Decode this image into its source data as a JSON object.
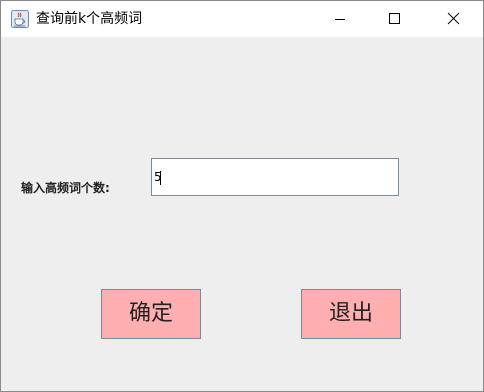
{
  "window": {
    "title": "查询前k个高频词",
    "app_icon": "java-cup-icon",
    "controls": [
      "minimize-icon",
      "maximize-icon",
      "close-icon"
    ]
  },
  "form": {
    "label": "输入高频词个数:",
    "input_value": "5"
  },
  "buttons": {
    "confirm_label": "确定",
    "exit_label": "退出"
  },
  "colors": {
    "button_bg": "#ffafaf",
    "content_bg": "#eeeeee",
    "titlebar_bg": "#ffffff"
  }
}
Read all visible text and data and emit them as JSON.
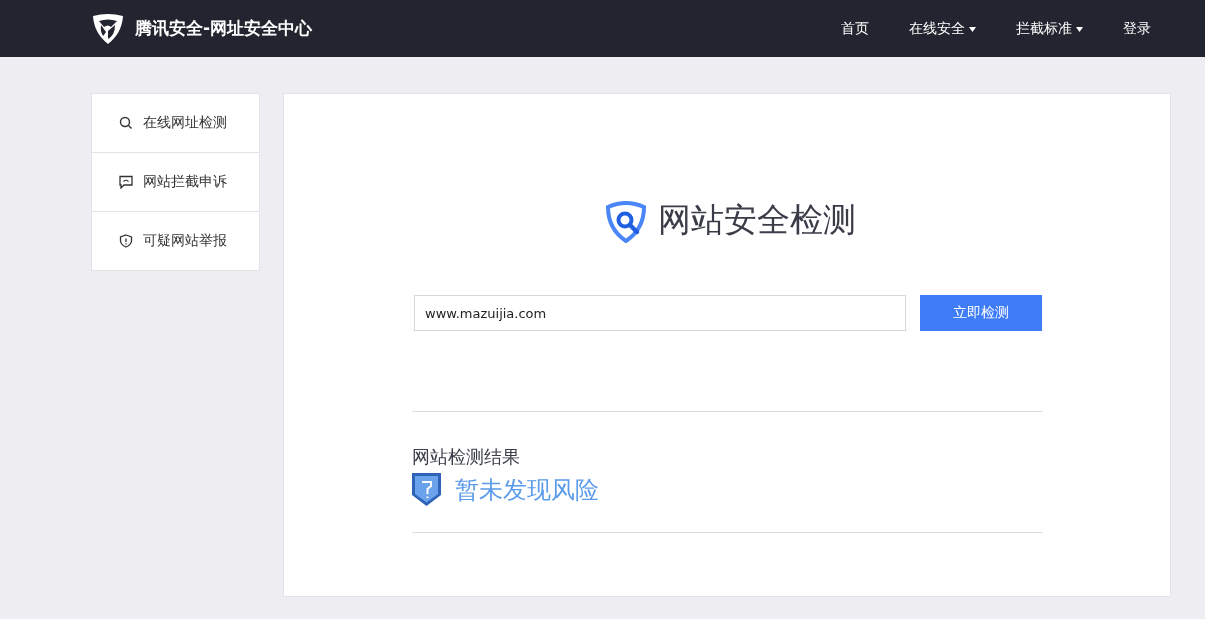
{
  "header": {
    "site_title": "腾讯安全-网址安全中心",
    "nav": [
      {
        "label": "首页",
        "dropdown": false
      },
      {
        "label": "在线安全",
        "dropdown": true
      },
      {
        "label": "拦截标准",
        "dropdown": true
      },
      {
        "label": "登录",
        "dropdown": false
      }
    ]
  },
  "sidebar": {
    "items": [
      {
        "label": "在线网址检测",
        "kind": "search"
      },
      {
        "label": "网站拦截申诉",
        "kind": "comment"
      },
      {
        "label": "可疑网站举报",
        "kind": "shield"
      }
    ]
  },
  "main": {
    "title": "网站安全检测",
    "url_field": {
      "value": "www.mazuijia.com"
    },
    "check_button": "立即检测",
    "result": {
      "heading": "网站检测结果",
      "status": "暂未发现风险"
    }
  }
}
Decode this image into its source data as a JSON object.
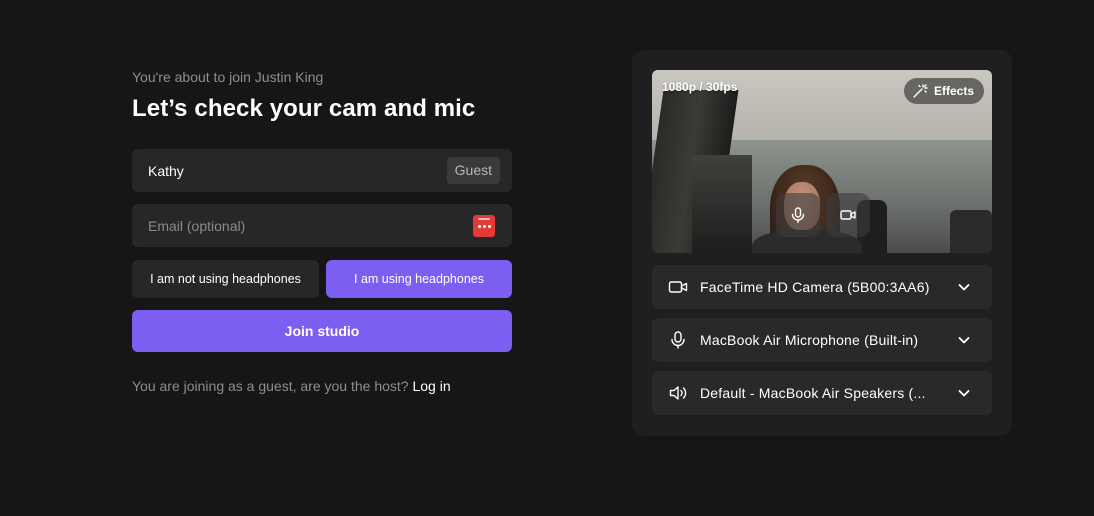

STATED GOAL —
Excluding the pictures, reproduce every entry exactly as given.

REPLY —
Decode this image into its source data as a JSON object.
{
  "window": {
    "title": "查询前k个高频词",
    "app_icon": "java-cup-icon",
    "controls": [
      "minimize-icon",
      "maximize-icon",
      "close-icon"
    ]
  },
  "form": {
    "label": "输入高频词个数:",
    "input_value": "5"
  },
  "buttons": {
    "confirm_label": "确定",
    "exit_label": "退出"
  },
  "colors": {
    "button_bg": "#ffafaf",
    "content_bg": "#eeeeee",
    "titlebar_bg": "#ffffff"
  }
}
Read all visible text and data and emit them as JSON.
{
  "header": {
    "site_title": "腾讯安全-网址安全中心",
    "nav": [
      {
        "label": "首页",
        "dropdown": false
      },
      {
        "label": "在线安全",
        "dropdown": true
      },
      {
        "label": "拦截标准",
        "dropdown": true
      },
      {
        "label": "登录",
        "dropdown": false
      }
    ]
  },
  "sidebar": {
    "items": [
      {
        "label": "在线网址检测",
        "kind": "search"
      },
      {
        "label": "网站拦截申诉",
        "kind": "comment"
      },
      {
        "label": "可疑网站举报",
        "kind": "shield"
      }
    ]
  },
  "main": {
    "title": "网站安全检测",
    "url_field": {
      "value": "www.mazuijia.com"
    },
    "check_button": "立即检测",
    "result": {
      "heading": "网站检测结果",
      "status": "暂未发现风险"
    }
  }
}
Decode this image into its source data as a JSON object.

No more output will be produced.